Retype every entry in its entirety, without alteration.

#### Provided data ####

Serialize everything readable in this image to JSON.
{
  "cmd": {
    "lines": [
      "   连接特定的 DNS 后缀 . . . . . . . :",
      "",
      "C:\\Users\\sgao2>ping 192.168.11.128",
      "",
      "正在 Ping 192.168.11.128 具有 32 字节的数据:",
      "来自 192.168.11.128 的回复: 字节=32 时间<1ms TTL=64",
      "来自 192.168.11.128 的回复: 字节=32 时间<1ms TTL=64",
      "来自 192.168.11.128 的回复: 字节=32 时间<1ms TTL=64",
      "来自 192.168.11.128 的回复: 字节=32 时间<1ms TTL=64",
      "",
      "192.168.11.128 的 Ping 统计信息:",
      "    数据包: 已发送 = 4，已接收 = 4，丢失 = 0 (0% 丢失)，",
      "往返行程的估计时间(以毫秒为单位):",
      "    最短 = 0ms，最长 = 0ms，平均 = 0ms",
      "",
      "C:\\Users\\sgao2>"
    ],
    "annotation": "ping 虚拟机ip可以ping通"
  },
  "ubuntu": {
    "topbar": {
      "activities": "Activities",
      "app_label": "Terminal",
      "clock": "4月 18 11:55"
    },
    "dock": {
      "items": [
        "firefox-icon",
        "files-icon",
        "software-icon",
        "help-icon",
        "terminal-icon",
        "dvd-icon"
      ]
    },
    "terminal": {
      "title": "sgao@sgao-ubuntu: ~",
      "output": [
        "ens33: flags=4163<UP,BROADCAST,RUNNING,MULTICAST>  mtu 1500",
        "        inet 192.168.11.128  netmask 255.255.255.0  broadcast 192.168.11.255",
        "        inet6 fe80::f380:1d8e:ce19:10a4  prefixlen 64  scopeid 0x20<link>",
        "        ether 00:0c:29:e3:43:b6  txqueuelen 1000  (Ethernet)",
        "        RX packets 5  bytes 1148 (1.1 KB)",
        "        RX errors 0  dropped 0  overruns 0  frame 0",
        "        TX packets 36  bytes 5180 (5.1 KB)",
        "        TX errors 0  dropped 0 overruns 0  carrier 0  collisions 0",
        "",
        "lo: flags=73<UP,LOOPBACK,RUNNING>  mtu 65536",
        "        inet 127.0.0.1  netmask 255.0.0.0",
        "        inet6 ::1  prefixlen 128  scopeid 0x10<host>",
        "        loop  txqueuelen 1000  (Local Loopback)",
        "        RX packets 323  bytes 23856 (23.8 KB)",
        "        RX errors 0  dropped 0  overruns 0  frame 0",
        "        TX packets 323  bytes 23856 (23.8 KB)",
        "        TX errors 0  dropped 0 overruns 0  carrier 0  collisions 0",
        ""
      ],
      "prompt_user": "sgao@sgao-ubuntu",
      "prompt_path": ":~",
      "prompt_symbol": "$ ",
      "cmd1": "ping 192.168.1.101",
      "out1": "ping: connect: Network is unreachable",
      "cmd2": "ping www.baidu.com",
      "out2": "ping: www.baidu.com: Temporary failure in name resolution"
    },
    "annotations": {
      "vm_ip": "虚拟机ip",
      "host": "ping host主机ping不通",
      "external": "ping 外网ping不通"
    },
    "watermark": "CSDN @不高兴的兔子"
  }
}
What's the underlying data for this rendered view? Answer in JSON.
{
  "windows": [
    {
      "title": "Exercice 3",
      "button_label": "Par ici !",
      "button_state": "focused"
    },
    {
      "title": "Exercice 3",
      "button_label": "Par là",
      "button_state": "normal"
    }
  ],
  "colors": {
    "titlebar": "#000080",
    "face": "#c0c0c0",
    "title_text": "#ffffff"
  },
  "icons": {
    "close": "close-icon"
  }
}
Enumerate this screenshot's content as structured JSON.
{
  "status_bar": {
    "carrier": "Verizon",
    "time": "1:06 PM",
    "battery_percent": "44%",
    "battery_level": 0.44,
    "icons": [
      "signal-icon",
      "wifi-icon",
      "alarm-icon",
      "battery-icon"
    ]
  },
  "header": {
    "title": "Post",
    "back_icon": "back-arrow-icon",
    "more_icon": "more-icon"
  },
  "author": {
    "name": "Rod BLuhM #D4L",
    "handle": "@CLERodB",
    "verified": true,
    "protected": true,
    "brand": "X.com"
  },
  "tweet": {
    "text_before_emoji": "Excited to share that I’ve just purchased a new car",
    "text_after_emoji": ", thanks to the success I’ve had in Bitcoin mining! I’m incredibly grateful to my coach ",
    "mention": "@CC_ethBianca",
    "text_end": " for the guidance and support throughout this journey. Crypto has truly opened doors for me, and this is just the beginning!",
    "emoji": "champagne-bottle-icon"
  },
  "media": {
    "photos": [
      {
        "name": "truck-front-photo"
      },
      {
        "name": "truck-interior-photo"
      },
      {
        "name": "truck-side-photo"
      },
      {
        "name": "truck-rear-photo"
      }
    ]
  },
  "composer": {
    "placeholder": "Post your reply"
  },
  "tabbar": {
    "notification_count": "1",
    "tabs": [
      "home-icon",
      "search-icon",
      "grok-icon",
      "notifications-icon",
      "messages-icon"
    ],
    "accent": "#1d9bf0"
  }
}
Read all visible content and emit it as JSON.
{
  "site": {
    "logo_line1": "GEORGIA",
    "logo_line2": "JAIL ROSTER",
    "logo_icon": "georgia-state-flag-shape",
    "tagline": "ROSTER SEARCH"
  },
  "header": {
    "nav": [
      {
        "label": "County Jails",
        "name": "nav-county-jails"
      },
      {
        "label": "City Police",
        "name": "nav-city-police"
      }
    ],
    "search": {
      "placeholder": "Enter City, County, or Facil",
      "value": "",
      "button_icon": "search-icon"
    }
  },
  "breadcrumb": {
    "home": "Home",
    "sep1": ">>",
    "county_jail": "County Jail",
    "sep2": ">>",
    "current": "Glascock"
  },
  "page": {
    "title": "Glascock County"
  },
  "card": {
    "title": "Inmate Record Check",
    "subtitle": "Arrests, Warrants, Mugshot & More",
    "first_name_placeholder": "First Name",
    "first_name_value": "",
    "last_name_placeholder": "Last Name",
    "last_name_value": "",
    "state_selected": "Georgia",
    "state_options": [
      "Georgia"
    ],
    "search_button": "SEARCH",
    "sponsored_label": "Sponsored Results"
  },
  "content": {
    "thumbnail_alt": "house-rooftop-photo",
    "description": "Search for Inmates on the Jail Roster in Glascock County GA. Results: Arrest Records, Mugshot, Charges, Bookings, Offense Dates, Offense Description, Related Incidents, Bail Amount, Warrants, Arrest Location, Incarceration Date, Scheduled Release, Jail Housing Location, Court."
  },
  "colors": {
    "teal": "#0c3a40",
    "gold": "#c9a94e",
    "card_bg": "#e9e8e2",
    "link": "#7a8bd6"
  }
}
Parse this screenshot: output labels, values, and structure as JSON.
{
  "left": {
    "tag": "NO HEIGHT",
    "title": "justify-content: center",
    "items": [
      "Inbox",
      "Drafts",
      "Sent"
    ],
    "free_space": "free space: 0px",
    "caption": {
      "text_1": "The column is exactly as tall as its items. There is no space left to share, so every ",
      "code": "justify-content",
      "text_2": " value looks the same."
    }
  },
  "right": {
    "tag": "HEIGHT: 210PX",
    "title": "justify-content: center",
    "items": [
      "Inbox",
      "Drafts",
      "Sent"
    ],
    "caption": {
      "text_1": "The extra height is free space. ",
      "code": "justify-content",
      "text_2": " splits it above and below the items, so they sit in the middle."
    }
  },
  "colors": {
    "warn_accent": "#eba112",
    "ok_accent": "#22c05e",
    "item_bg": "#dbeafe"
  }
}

####

§ Exercise result
Serialize everything readable in this image to JSON.
{
  "cmd": {
    "lines": [
      "   连接特定的 DNS 后缀 . . . . . . . :",
      "",
      "C:\\Users\\sgao2>ping 192.168.11.128",
      "",
      "正在 Ping 192.168.11.128 具有 32 字节的数据:",
      "来自 192.168.11.128 的回复: 字节=32 时间<1ms TTL=64",
      "来自 192.168.11.128 的回复: 字节=32 时间<1ms TTL=64",
      "来自 192.168.11.128 的回复: 字节=32 时间<1ms TTL=64",
      "来自 192.168.11.128 的回复: 字节=32 时间<1ms TTL=64",
      "",
      "192.168.11.128 的 Ping 统计信息:",
      "    数据包: 已发送 = 4，已接收 = 4，丢失 = 0 (0% 丢失)，",
      "往返行程的估计时间(以毫秒为单位):",
      "    最短 = 0ms，最长 = 0ms，平均 = 0ms",
      "",
      "C:\\Users\\sgao2>"
    ],
    "annotation": "ping 虚拟机ip可以ping通"
  },
  "ubuntu": {
    "topbar": {
      "activities": "Activities",
      "app_label": "Terminal",
      "clock": "4月 18 11:55"
    },
    "dock": {
      "items": [
        "firefox-icon",
        "files-icon",
        "software-icon",
        "help-icon",
        "terminal-icon",
        "dvd-icon"
      ]
    },
    "terminal": {
      "title": "sgao@sgao-ubuntu: ~",
      "output": [
        "ens33: flags=4163<UP,BROADCAST,RUNNING,MULTICAST>  mtu 1500",
        "        inet 192.168.11.128  netmask 255.255.255.0  broadcast 192.168.11.255",
        "        inet6 fe80::f380:1d8e:ce19:10a4  prefixlen 64  scopeid 0x20<link>",
        "        ether 00:0c:29:e3:43:b6  txqueuelen 1000  (Ethernet)",
        "        RX packets 5  bytes 1148 (1.1 KB)",
        "        RX errors 0  dropped 0  overruns 0  frame 0",
        "        TX packets 36  bytes 5180 (5.1 KB)",
        "        TX errors 0  dropped 0 overruns 0  carrier 0  collisions 0",
        "",
        "lo: flags=73<UP,LOOPBACK,RUNNING>  mtu 65536",
        "        inet 127.0.0.1  netmask 255.0.0.0",
        "        inet6 ::1  prefixlen 128  scopeid 0x10<host>",
        "        loop  txqueuelen 1000  (Local Loopback)",
        "        RX packets 323  bytes 23856 (23.8 KB)",
        "        RX errors 0  dropped 0  overruns 0  frame 0",
        "        TX packets 323  bytes 23856 (23.8 KB)",
        "        TX errors 0  dropped 0 overruns 0  carrier 0  collisions 0",
        ""
      ],
      "prompt_user": "sgao@sgao-ubuntu",
      "prompt_path": ":~",
      "prompt_symbol": "$ ",
      "cmd1": "ping 192.168.1.101",
      "out1": "ping: connect: Network is unreachable",
      "cmd2": "ping www.baidu.com",
      "out2": "ping: www.baidu.com: Temporary failure in name resolution"
    },
    "annotations": {
      "vm_ip": "虚拟机ip",
      "host": "ping host主机ping不通",
      "external": "ping 外网ping不通"
    },
    "watermark": "CSDN @不高兴的兔子"
  }
}
What's the underlying data for this rendered view? Answer in JSON.
{
  "windows": [
    {
      "title": "Exercice 3",
      "button_label": "Par ici !",
      "button_state": "focused"
    },
    {
      "title": "Exercice 3",
      "button_label": "Par là",
      "button_state": "normal"
    }
  ],
  "colors": {
    "titlebar": "#000080",
    "face": "#c0c0c0",
    "title_text": "#ffffff"
  },
  "icons": {
    "close": "close-icon"
  }
}
Enumerate this screenshot's content as structured JSON.
{
  "status_bar": {
    "carrier": "Verizon",
    "time": "1:06 PM",
    "battery_percent": "44%",
    "battery_level": 0.44,
    "icons": [
      "signal-icon",
      "wifi-icon",
      "alarm-icon",
      "battery-icon"
    ]
  },
  "header": {
    "title": "Post",
    "back_icon": "back-arrow-icon",
    "more_icon": "more-icon"
  },
  "author": {
    "name": "Rod BLuhM #D4L",
    "handle": "@CLERodB",
    "verified": true,
    "protected": true,
    "brand": "X.com"
  },
  "tweet": {
    "text_before_emoji": "Excited to share that I’ve just purchased a new car",
    "text_after_emoji": ", thanks to the success I’ve had in Bitcoin mining! I’m incredibly grateful to my coach ",
    "mention": "@CC_ethBianca",
    "text_end": " for the guidance and support throughout this journey. Crypto has truly opened doors for me, and this is just the beginning!",
    "emoji": "champagne-bottle-icon"
  },
  "media": {
    "photos": [
      {
        "name": "truck-front-photo"
      },
      {
        "name": "truck-interior-photo"
      },
      {
        "name": "truck-side-photo"
      },
      {
        "name": "truck-rear-photo"
      }
    ]
  },
  "composer": {
    "placeholder": "Post your reply"
  },
  "tabbar": {
    "notification_count": "1",
    "tabs": [
      "home-icon",
      "search-icon",
      "grok-icon",
      "notifications-icon",
      "messages-icon"
    ],
    "accent": "#1d9bf0"
  }
}
Read all visible content and emit it as JSON.
{
  "site": {
    "logo_line1": "GEORGIA",
    "logo_line2": "JAIL ROSTER",
    "logo_icon": "georgia-state-flag-shape",
    "tagline": "ROSTER SEARCH"
  },
  "header": {
    "nav": [
      {
        "label": "County Jails",
        "name": "nav-county-jails"
      },
      {
        "label": "City Police",
        "name": "nav-city-police"
      }
    ],
    "search": {
      "placeholder": "Enter City, County, or Facil",
      "value": "",
      "button_icon": "search-icon"
    }
  },
  "breadcrumb": {
    "home": "Home",
    "sep1": ">>",
    "county_jail": "County Jail",
    "sep2": ">>",
    "current": "Glascock"
  },
  "page": {
    "title": "Glascock County"
  },
  "card": {
    "title": "Inmate Record Check",
    "subtitle": "Arrests, Warrants, Mugshot & More",
    "first_name_placeholder": "First Name",
    "first_name_value": "",
    "last_name_placeholder": "Last Name",
    "last_name_value": "",
    "state_selected": "Georgia",
    "state_options": [
      "Georgia"
    ],
    "search_button": "SEARCH",
    "sponsored_label": "Sponsored Results"
  },
  "content": {
    "thumbnail_alt": "house-rooftop-photo",
    "description": "Search for Inmates on the Jail Roster in Glascock County GA. Results: Arrest Records, Mugshot, Charges, Bookings, Offense Dates, Offense Description, Related Incidents, Bail Amount, Warrants, Arrest Location, Incarceration Date, Scheduled Release, Jail Housing Location, Court."
  },
  "colors": {
    "teal": "#0c3a40",
    "gold": "#c9a94e",
    "card_bg": "#e9e8e2",
    "link": "#7a8bd6"
  }
}
Parse this screenshot: output labels, values, and structure as JSON.
{
  "left": {
    "tag": "NO HEIGHT",
    "title": "justify-content: center",
    "items": [
      "Inbox",
      "Drafts",
      "Sent"
    ],
    "free_space": "free space: 0px",
    "caption": {
      "text_1": "The column is exactly as tall as its items. There is no space left to share, so every ",
      "code": "justify-content",
      "text_2": " value looks the same."
    }
  },
  "right": {
    "tag": "HEIGHT: 210PX",
    "title": "justify-content: center",
    "items": [
      "Inbox",
      "Drafts",
      "Sent"
    ],
    "caption": {
      "text_1": "The extra height is free space. ",
      "code": "justify-content",
      "text_2": " splits it above and below the items, so they sit in the middle."
    }
  },
  "colors": {
    "warn_accent": "#eba112",
    "ok_accent": "#22c05e",
    "item_bg": "#dbeafe"
  }
}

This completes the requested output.